▶ **EXERCISE BRIEF**: Copy out the stretch of lines from the beginning of the records through the line that contains "760, 731, 910]", including both ends.

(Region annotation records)
* * * * *
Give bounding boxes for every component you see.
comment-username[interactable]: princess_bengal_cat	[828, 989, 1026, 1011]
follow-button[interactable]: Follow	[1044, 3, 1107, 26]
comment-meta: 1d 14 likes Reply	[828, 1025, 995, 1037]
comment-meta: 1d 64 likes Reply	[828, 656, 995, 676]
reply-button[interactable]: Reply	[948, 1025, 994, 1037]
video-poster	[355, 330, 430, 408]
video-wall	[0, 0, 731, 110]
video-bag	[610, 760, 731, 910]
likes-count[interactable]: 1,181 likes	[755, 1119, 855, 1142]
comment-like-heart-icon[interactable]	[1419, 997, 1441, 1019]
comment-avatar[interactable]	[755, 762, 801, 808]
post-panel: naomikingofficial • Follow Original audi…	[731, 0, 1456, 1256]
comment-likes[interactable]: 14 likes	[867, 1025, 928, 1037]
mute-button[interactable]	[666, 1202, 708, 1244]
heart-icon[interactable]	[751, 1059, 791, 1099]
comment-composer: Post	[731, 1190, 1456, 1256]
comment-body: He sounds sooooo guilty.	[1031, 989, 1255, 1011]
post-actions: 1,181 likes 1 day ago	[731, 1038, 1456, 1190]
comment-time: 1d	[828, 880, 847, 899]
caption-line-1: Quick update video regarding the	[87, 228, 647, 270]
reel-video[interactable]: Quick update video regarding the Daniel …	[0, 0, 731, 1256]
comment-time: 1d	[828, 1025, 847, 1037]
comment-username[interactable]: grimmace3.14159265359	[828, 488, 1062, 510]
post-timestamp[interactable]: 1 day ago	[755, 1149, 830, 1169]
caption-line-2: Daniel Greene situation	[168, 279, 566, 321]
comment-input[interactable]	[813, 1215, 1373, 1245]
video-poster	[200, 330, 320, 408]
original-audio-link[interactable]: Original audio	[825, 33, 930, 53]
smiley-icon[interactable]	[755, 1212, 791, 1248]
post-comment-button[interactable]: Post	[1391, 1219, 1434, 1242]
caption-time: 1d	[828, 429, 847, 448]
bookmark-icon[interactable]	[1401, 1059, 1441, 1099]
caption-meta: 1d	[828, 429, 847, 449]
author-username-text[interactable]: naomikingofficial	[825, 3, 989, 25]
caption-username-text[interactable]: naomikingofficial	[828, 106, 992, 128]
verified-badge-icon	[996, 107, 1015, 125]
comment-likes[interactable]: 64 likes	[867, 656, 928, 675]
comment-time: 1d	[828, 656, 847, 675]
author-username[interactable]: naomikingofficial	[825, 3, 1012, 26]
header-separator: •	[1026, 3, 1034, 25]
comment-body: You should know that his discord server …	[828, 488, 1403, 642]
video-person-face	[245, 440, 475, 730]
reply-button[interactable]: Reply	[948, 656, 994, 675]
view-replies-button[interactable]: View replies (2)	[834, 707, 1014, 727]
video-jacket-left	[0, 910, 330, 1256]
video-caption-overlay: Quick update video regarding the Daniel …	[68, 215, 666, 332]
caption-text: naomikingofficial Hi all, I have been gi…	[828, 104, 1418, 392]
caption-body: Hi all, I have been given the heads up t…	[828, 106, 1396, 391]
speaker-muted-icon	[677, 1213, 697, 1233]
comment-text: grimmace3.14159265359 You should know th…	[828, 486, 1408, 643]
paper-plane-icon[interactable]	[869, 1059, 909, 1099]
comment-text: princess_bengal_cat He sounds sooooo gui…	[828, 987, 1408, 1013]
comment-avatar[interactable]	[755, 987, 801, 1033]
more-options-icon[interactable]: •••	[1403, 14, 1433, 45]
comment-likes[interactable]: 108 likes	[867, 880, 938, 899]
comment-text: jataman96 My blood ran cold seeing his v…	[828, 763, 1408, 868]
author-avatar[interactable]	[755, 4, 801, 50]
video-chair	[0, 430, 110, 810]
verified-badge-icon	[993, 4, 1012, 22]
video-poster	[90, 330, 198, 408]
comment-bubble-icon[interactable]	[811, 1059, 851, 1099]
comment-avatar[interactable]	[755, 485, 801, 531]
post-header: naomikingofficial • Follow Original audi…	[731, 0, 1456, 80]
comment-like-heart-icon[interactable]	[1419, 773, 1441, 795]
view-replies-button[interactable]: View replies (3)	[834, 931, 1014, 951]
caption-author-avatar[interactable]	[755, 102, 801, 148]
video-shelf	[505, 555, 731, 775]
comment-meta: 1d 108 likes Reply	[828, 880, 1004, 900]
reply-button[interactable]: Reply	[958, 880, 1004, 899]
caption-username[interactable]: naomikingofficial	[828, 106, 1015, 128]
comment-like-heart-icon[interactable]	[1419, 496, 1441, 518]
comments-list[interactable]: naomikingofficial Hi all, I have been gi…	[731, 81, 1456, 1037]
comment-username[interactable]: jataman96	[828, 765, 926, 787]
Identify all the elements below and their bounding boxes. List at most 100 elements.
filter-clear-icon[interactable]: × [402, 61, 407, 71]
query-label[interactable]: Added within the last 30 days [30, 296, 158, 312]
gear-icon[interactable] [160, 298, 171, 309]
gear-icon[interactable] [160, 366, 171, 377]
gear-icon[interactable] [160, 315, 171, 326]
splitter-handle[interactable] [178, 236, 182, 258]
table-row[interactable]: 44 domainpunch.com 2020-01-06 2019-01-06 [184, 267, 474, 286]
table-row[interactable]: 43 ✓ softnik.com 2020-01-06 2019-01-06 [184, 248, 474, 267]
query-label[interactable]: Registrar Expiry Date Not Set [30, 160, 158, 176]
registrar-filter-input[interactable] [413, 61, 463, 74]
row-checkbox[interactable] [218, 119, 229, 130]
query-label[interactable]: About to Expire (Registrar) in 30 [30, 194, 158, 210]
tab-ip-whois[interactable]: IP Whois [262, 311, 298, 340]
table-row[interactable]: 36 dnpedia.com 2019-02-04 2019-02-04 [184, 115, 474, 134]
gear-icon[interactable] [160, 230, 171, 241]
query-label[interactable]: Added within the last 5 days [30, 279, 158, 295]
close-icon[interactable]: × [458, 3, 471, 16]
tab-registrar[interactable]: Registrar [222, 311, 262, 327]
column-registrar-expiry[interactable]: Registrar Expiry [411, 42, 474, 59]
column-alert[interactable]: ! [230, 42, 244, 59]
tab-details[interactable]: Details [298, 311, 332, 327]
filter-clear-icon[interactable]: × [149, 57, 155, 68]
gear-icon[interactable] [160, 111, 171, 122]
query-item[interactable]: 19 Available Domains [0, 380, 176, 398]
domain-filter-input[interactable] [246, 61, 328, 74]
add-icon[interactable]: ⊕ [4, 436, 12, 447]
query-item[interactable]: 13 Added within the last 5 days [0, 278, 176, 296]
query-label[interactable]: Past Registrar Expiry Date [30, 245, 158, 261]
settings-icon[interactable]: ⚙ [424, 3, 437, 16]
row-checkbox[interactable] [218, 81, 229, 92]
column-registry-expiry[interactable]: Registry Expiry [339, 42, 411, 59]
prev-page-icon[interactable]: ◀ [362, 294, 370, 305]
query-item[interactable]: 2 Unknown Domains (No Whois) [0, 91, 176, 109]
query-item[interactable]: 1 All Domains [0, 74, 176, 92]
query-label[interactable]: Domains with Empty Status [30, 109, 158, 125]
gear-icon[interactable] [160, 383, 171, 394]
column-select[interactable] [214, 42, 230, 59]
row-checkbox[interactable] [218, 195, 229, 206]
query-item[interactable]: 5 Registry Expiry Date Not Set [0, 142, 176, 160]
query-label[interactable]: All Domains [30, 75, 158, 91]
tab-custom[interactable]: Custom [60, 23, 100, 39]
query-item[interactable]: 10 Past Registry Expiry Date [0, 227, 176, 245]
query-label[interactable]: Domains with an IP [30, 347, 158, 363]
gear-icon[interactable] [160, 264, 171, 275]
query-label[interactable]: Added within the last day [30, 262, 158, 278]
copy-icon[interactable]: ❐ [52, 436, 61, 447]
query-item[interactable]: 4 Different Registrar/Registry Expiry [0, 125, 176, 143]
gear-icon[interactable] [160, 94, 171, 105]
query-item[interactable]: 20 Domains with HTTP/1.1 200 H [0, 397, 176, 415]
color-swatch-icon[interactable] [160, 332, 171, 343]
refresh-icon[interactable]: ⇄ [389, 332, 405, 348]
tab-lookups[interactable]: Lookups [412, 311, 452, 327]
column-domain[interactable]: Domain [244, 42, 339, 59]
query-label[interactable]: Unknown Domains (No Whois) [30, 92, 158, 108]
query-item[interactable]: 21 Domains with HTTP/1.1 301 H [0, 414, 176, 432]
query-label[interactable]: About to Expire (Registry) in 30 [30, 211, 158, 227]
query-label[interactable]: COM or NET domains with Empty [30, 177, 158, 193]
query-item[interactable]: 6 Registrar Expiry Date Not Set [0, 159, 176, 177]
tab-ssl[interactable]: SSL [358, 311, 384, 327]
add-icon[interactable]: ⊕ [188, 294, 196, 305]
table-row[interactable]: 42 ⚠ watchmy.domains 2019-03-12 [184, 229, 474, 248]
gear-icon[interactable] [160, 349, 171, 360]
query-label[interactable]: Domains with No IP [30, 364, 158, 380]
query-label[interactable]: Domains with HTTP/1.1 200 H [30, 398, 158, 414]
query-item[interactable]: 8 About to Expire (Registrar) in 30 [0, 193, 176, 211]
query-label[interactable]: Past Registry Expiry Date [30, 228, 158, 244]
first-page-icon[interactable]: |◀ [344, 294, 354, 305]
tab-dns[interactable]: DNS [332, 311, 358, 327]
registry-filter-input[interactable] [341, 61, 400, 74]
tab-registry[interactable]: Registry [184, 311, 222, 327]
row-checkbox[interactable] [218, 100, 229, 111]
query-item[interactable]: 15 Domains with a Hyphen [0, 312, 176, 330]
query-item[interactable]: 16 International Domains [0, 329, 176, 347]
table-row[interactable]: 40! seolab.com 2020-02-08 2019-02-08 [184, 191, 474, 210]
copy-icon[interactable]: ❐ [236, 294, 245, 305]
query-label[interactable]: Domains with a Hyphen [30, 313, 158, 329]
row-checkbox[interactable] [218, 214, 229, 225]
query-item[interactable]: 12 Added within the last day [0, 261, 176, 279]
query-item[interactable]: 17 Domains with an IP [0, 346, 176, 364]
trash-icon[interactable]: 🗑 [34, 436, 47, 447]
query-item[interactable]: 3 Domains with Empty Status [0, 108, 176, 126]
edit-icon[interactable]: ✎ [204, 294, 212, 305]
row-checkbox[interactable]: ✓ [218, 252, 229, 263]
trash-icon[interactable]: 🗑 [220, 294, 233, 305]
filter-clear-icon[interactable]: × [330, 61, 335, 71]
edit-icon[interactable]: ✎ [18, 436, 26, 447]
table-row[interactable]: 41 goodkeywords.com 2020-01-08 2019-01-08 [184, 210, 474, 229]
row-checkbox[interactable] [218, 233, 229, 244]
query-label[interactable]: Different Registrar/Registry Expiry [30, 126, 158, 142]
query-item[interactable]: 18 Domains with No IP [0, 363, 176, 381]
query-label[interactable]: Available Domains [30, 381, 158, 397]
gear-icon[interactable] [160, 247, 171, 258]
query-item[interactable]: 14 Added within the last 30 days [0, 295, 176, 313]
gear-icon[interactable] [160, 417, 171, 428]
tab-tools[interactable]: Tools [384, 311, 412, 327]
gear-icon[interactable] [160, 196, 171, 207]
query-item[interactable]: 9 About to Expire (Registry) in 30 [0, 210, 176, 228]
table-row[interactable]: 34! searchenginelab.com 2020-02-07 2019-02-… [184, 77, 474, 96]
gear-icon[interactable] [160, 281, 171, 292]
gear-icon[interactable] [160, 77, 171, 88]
* * * * *
▶ **RIGHT ANSWER**:
Give bounding boxes for every component you see.
comment-username[interactable]: princess_bengal_cat	[828, 989, 1026, 1011]
follow-button[interactable]: Follow	[1044, 3, 1107, 26]
comment-meta: 1d 14 likes Reply	[828, 1025, 995, 1037]
comment-meta: 1d 64 likes Reply	[828, 656, 995, 676]
reply-button[interactable]: Reply	[948, 1025, 994, 1037]
video-poster	[355, 330, 430, 408]
video-wall	[0, 0, 731, 110]
video-bag	[610, 760, 731, 910]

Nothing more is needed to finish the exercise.